======== Dataset extract ========

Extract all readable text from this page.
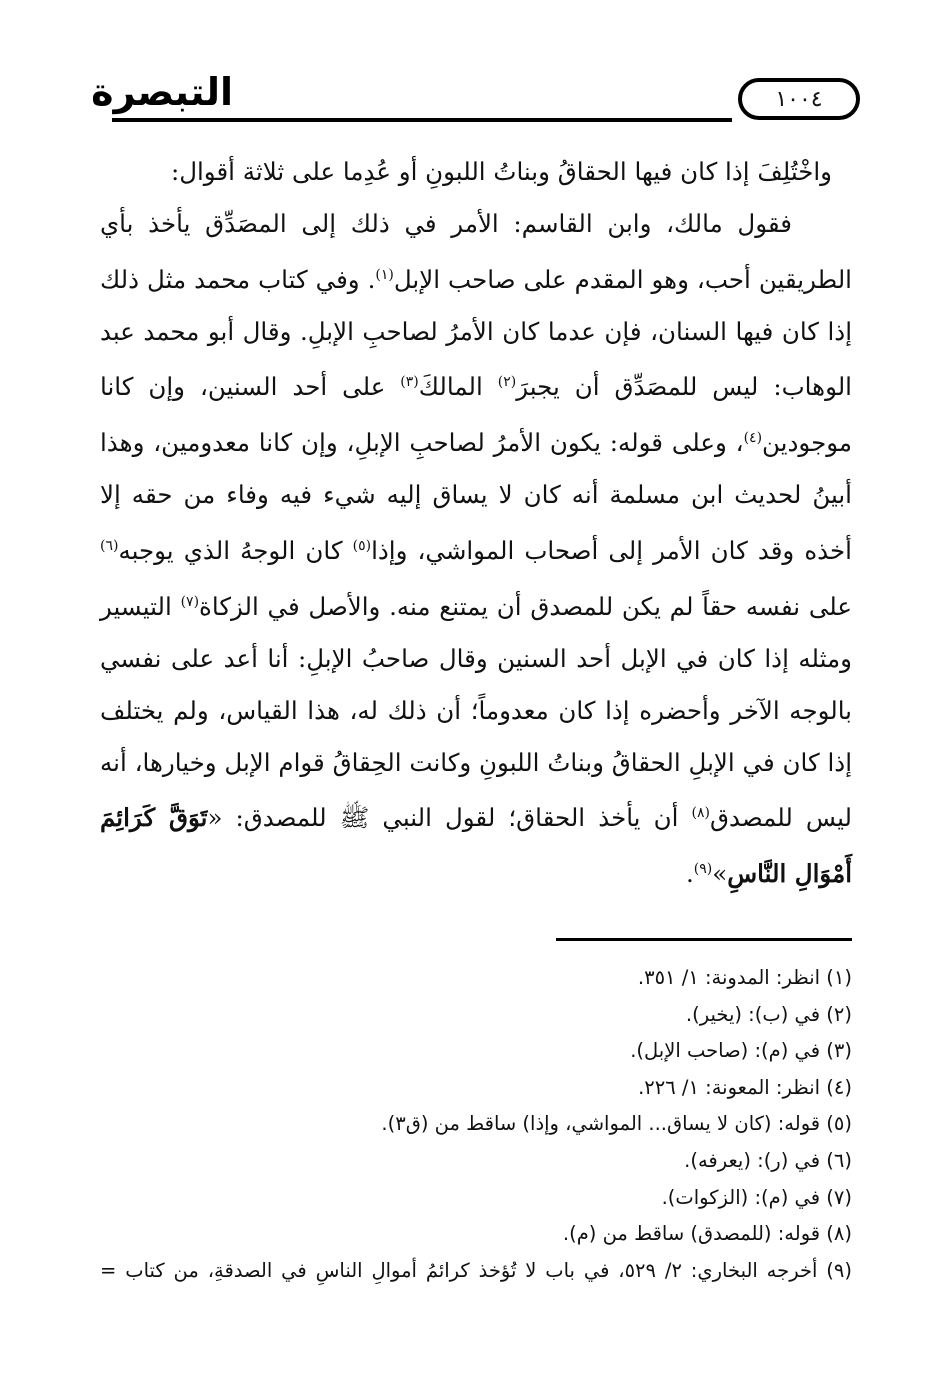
التبصرة	١٠٠٤

واخْتُلِفَ إذا كان فيها الحقاقُ وبناتُ اللبونِ أو عُدِما على ثلاثة أقوال:

فقول مالك، وابن القاسم: الأمر في ذلك إلى المصَدِّق يأخذ بأي الطريقين أحب، وهو المقدم على صاحب الإبل$^{(١)}$. وفي كتاب محمد مثل ذلك إذا كان فيها السنان، فإن عدما كان الأمرُ لصاحبِ الإبلِ. وقال أبو محمد عبد الوهاب: ليس للمصَدِّق أن يجبرَ$^{(٢)}$ المالكَ$^{(٣)}$ على أحد السنين، وإن كانا موجودين$^{(٤)}$، وعلى قوله: يكون الأمرُ لصاحبِ الإبلِ، وإن كانا معدومين، وهذا أبينُ لحديث ابن مسلمة أنه كان لا يساق إليه شيء فيه وفاء من حقه إلا أخذه وقد كان الأمر إلى أصحاب المواشي، وإذا$^{(٥)}$ كان الوجهُ الذي يوجبه$^{(٦)}$ على نفسه حقاً لم يكن للمصدق أن يمتنع منه. والأصل في الزكاة$^{(٧)}$ التيسير ومثله إذا كان في الإبل أحد السنين وقال صاحبُ الإبلِ: أنا أعد على نفسي بالوجه الآخر وأحضره إذا كان معدوماً؛ أن ذلك له، هذا القياس، ولم يختلف إذا كان في الإبلِ الحقاقُ وبناتُ اللبونِ وكانت الحِقاقُ قوام الإبل وخيارها، أنه ليس للمصدق$^{(٨)}$ أن يأخذ الحقاق؛ لقول النبي ﷺ للمصدق: «تَوَقَّ كَرَائِمَ أَمْوَالِ النَّاسِ»$^{(٩)}$.

(١) انظر: المدونة: ١/ ٣٥١.

(٢) في (ب): (يخير).

(٣) في (م): (صاحب الإبل).

(٤) انظر: المعونة: ١/ ٢٢٦.

(٥) قوله: (كان لا يساق... المواشي، وإذا) ساقط من (ق٣).

(٦) في (ر): (يعرفه).

(٧) في (م): (الزكوات).

(٨) قوله: (للمصدق) ساقط من (م).

(٩) أخرجه البخاري: ٢/ ٥٢٩، في باب لا تُؤخذ كرائمُ أموالِ الناسِ في الصدقةِ، من كتاب =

========

Your task: In your copy of the records, include no pictures; repeat everything else exactly.

Completed task:
Extract all readable text from this page.
التبصرة	١٠٠٤

واخْتُلِفَ إذا كان فيها الحقاقُ وبناتُ اللبونِ أو عُدِما على ثلاثة أقوال:

فقول مالك، وابن القاسم: الأمر في ذلك إلى المصَدِّق يأخذ بأي الطريقين أحب، وهو المقدم على صاحب الإبل$^{(١)}$. وفي كتاب محمد مثل ذلك إذا كان فيها السنان، فإن عدما كان الأمرُ لصاحبِ الإبلِ. وقال أبو محمد عبد الوهاب: ليس للمصَدِّق أن يجبرَ$^{(٢)}$ المالكَ$^{(٣)}$ على أحد السنين، وإن كانا موجودين$^{(٤)}$، وعلى قوله: يكون الأمرُ لصاحبِ الإبلِ، وإن كانا معدومين، وهذا أبينُ لحديث ابن مسلمة أنه كان لا يساق إليه شيء فيه وفاء من حقه إلا أخذه وقد كان الأمر إلى أصحاب المواشي، وإذا$^{(٥)}$ كان الوجهُ الذي يوجبه$^{(٦)}$ على نفسه حقاً لم يكن للمصدق أن يمتنع منه. والأصل في الزكاة$^{(٧)}$ التيسير ومثله إذا كان في الإبل أحد السنين وقال صاحبُ الإبلِ: أنا أعد على نفسي بالوجه الآخر وأحضره إذا كان معدوماً؛ أن ذلك له، هذا القياس، ولم يختلف إذا كان في الإبلِ الحقاقُ وبناتُ اللبونِ وكانت الحِقاقُ قوام الإبل وخيارها، أنه ليس للمصدق$^{(٨)}$ أن يأخذ الحقاق؛ لقول النبي ﷺ للمصدق: «تَوَقَّ كَرَائِمَ أَمْوَالِ النَّاسِ»$^{(٩)}$.

(١) انظر: المدونة: ١/ ٣٥١.

(٢) في (ب): (يخير).

(٣) في (م): (صاحب الإبل).

(٤) انظر: المعونة: ١/ ٢٢٦.

(٥) قوله: (كان لا يساق... المواشي، وإذا) ساقط من (ق٣).

(٦) في (ر): (يعرفه).

(٧) في (م): (الزكوات).

(٨) قوله: (للمصدق) ساقط من (م).

(٩) أخرجه البخاري: ٢/ ٥٢٩، في باب لا تُؤخذ كرائمُ أموالِ الناسِ في الصدقةِ، من كتاب =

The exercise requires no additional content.